Archive for November, 2005:
Domestic Historical Revisionism
My dad and one of my two moms (the one he is married to) are here in Uruguay with us. That is fantastic and supremely bizarre. I wonder if I am still too connected to my dad. I’m certainly not afraid to tell him he is full of it. At the same time, he is one human being whose existence I will never cease to celebrate. I am amazed at how much you really CAN make up for lost time, no matter how much they say you can’t.
One of my flaws as a kid and one of his flaws as a father used to be our inability to coordinate building projects together. He would say, “Wanna help me build the storage shed?,” and I, being thirteen or fifteen or some “teen” age would jump at the chance. It had to be the coolest idea in the world—building something with your dad. In the past I would have said it had to be something like Alexander learning the art of war with Phillip, but then I saw Colin Farrell romping around with other boys in that movie…
But the day would come to do the project, and inevitably, I would be nowhere to be found. Now, when Dad was fourteen, that probably would’ve meant a leather strap, or worse, losing forty head of cattle, or worse, ceasing to be part owner of a dairy farm.

══════════════════════════════

**TASK SET**
[A] Say whether each statement agrees with the post about the writer's dad, answering yes or no and quoting the words of the post that decide it. (i) The writer's dad and one of the writer's moms are in Uruguay with the writer. (ii) The writer is afraid to tell the dad he is full of it. (iii) When the day of a building project came, the writer would show up to help.
[B] Please set down the words of the post about the writer's dad precisely, starting with "One of my flaws" and going on through "a dairy farm.".
The rows come from a separate source, not from the post.

══════════════════════════════

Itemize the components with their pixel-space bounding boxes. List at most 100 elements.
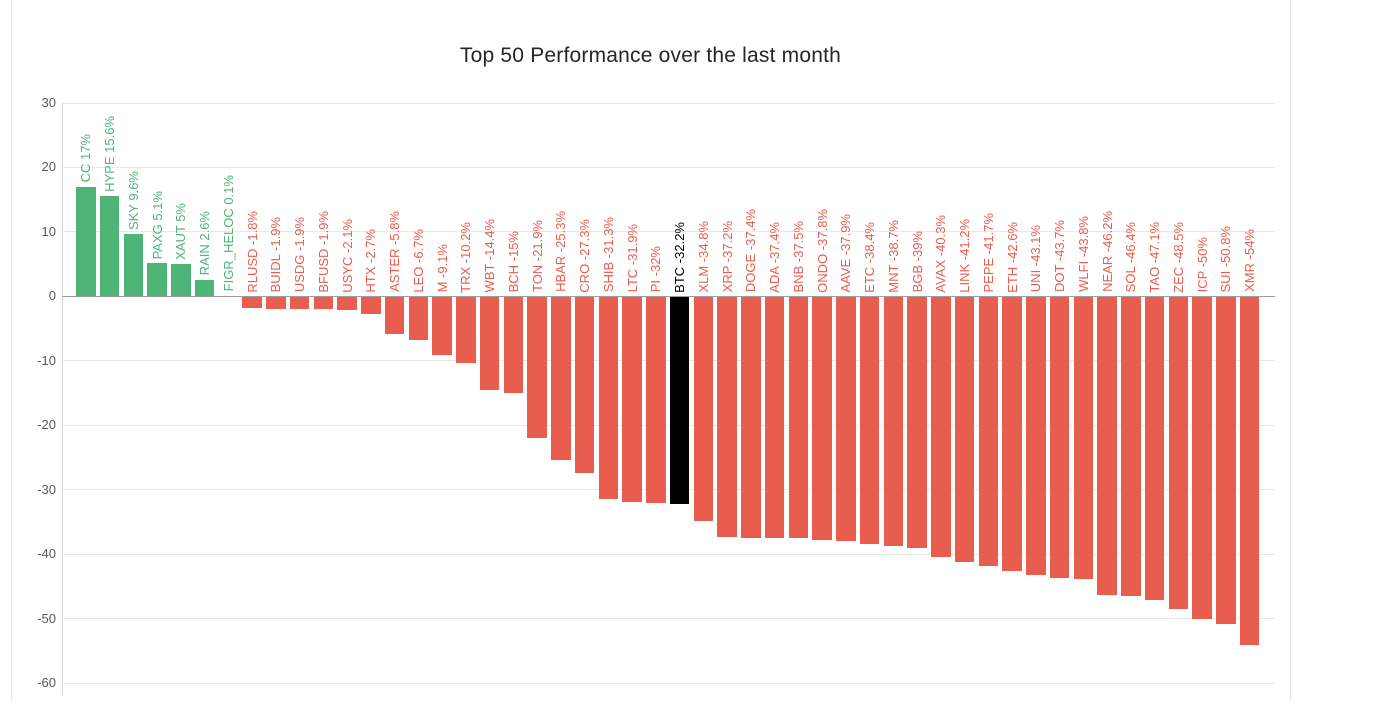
bar-TRX <box>456 296 476 363</box>
bar-DOT <box>1049 296 1070 579</box>
bar-WLFI <box>1073 296 1094 580</box>
bar-label-SHIB: SHIB -31.3% <box>600 217 616 293</box>
bar-label-WBT: WBT -14.4% <box>482 218 498 293</box>
gridline--50 <box>62 618 1275 620</box>
gridline-20 <box>62 166 1275 168</box>
bar-XAUT <box>171 264 191 297</box>
bar-label-HYPE: HYPE 15.6% <box>102 115 117 192</box>
bar-label-BNB: BNB -37.5% <box>790 220 806 293</box>
bar-ADA <box>764 296 785 538</box>
gridline-30 <box>62 102 1275 104</box>
bar-SUI <box>1216 296 1236 625</box>
y-tick-label--30: -30 <box>37 481 56 497</box>
bar-RAIN <box>194 279 215 297</box>
bar-BNB <box>788 296 809 539</box>
gridline--10 <box>62 360 1275 362</box>
bar-label-FIGR_HELOC: FIGR_HELOC 0.1% <box>220 175 236 292</box>
y-tick-label-30: 30 <box>41 95 56 110</box>
bar-label-UNI: UNI -43.1% <box>1028 225 1044 293</box>
bar-label-WLFI: WLFI -43.8% <box>1075 216 1091 293</box>
bar-label-CC: CC 17% <box>78 134 94 183</box>
bar-label-ADA: ADA -37.4% <box>767 221 783 293</box>
bar-USDG <box>289 296 310 310</box>
bar-label-ETH: ETH -42.6% <box>1004 221 1020 293</box>
bar-RLUSD <box>242 296 262 309</box>
bar-AVAX <box>931 296 951 557</box>
bar-TON <box>527 296 547 438</box>
bar-WBT <box>479 296 500 390</box>
bar-label-ASTER: ASTER -5.8% <box>387 211 403 293</box>
bar-UNI <box>1026 296 1046 575</box>
bar-ASTER <box>384 296 405 335</box>
bar-LINK <box>954 296 975 563</box>
bar-label-NEAR: NEAR -46.2% <box>1099 211 1115 293</box>
card-right-border <box>1290 0 1291 701</box>
bar-label-BUIDL: BUIDL -1.9% <box>268 216 284 293</box>
bar-MNT <box>883 296 904 547</box>
bar-label-ZEC: ZEC -48.5% <box>1170 221 1186 293</box>
bar-SOL <box>1121 296 1141 596</box>
gridline--60 <box>62 682 1275 684</box>
bar-label-BCH: BCH -15% <box>505 230 521 293</box>
bar-label-ONDO: ONDO -37.8% <box>814 208 830 293</box>
bar-label-PI: PI -32% <box>648 246 664 293</box>
bar-label-XMR: XMR -54% <box>1242 229 1258 293</box>
bar-PEPE <box>978 296 999 566</box>
bar-label-MNT: MNT -38.7% <box>885 219 901 293</box>
card-left-border <box>11 0 12 701</box>
y-tick-label--60: -60 <box>37 675 56 690</box>
bar-PI <box>646 296 666 504</box>
bar-label-PEPE: PEPE -41.7% <box>980 212 996 293</box>
gridline--40 <box>62 553 1275 555</box>
bar-label-AAVE: AAVE -37.9% <box>838 213 854 293</box>
bar-BCH <box>503 296 524 394</box>
bar-label-XAUT: XAUT 5% <box>173 203 189 261</box>
bar-CC <box>76 186 96 297</box>
bar-NEAR <box>1097 296 1117 595</box>
bar-label-SOL: SOL -46.4% <box>1123 222 1139 293</box>
bar-label-SKY: SKY 9.6% <box>125 171 141 231</box>
chart-title: Top 50 Performance over the last month <box>459 44 842 67</box>
y-tick-label--10: -10 <box>37 352 56 368</box>
bar-HYPE <box>99 195 120 297</box>
bar-HTX <box>361 296 381 315</box>
bar-TAO <box>1144 296 1165 601</box>
bar-ICP <box>1192 296 1212 620</box>
bar-label-LTC: LTC -31.9% <box>624 223 640 293</box>
bar-label-TAO: TAO -47.1% <box>1147 221 1163 293</box>
bar-label-LINK: LINK -41.2% <box>957 218 973 293</box>
bar-label-RAIN: RAIN 2.6% <box>197 211 213 276</box>
bar-label-BFUSD: BFUSD -1.9% <box>315 210 331 293</box>
bar-ZEC <box>1168 296 1189 610</box>
bar-HBAR <box>551 296 571 460</box>
bar-ETC <box>859 296 880 545</box>
bar-label-RLUSD: RLUSD -1.8% <box>244 210 260 293</box>
y-tick-label--40: -40 <box>37 546 56 562</box>
bar-BGB <box>907 296 927 549</box>
gridline-10 <box>62 231 1275 233</box>
bar-DOGE <box>741 296 761 538</box>
bar-ETH <box>1002 296 1022 572</box>
bar-SHIB <box>598 296 619 499</box>
y-tick-label-0: 0 <box>48 288 56 304</box>
bar-LTC <box>622 296 642 503</box>
bar-PAXG <box>147 263 167 297</box>
bar-label-TON: TON -21.9% <box>529 220 545 293</box>
bar-XLM <box>693 296 714 522</box>
bar-XRP <box>717 296 737 537</box>
bar-ONDO <box>812 296 832 541</box>
bar-label-DOT: DOT -43.7% <box>1052 220 1068 293</box>
bar-USYC <box>337 296 357 311</box>
y-axis-line <box>62 103 63 695</box>
bar-label-LEO: LEO -6.7% <box>410 228 426 293</box>
bar-label-XRP: XRP -37.2% <box>719 221 735 293</box>
plot-area: CC 17% HYPE 15.6% SKY 9.6% PAXG 5.1% XAUT 5%… <box>62 102 1275 684</box>
bar-label-USYC: USYC -2.1% <box>339 218 355 293</box>
bar-AAVE <box>836 296 856 542</box>
bar-BUIDL <box>266 296 286 310</box>
bar-label-AVAX: AVAX -40.3% <box>933 214 949 293</box>
bar-label-M: M -9.1% <box>434 243 450 293</box>
bar-label-BGB: BGB -39% <box>909 230 925 293</box>
y-tick-label-20: 20 <box>41 159 56 175</box>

══════════════════════════════

**SOLUTION SET**
[A]
(i) Yes: "My dad and one of my two moms (the one he is married to) are here in Uruguay with us."
(ii) No: "I’m certainly not afraid to tell him he is full of it."
(iii) No: "inevitably, I would be nowhere to be found."

[B]
One of my flaws as a kid and one of his flaws as a father used to be our inability to coordinate building projects together. He would say, “Wanna help me build the storage shed?,” and I, being thirteen or fifteen or some “teen” age would jump at the chance. It had to be the coolest idea in the world—building something with your dad. In the past I would have said it had to be something like Alexander learning the art of war with Phillip, but then I saw Colin Farrell romping around with other boys in that movie…
But the day would come to do the project, and inevitably, I would be nowhere to be found. Now, when Dad was fourteen, that probably would’ve meant a leather strap, or worse, losing forty head of cattle, or worse, ceasing to be part owner of a dairy farm.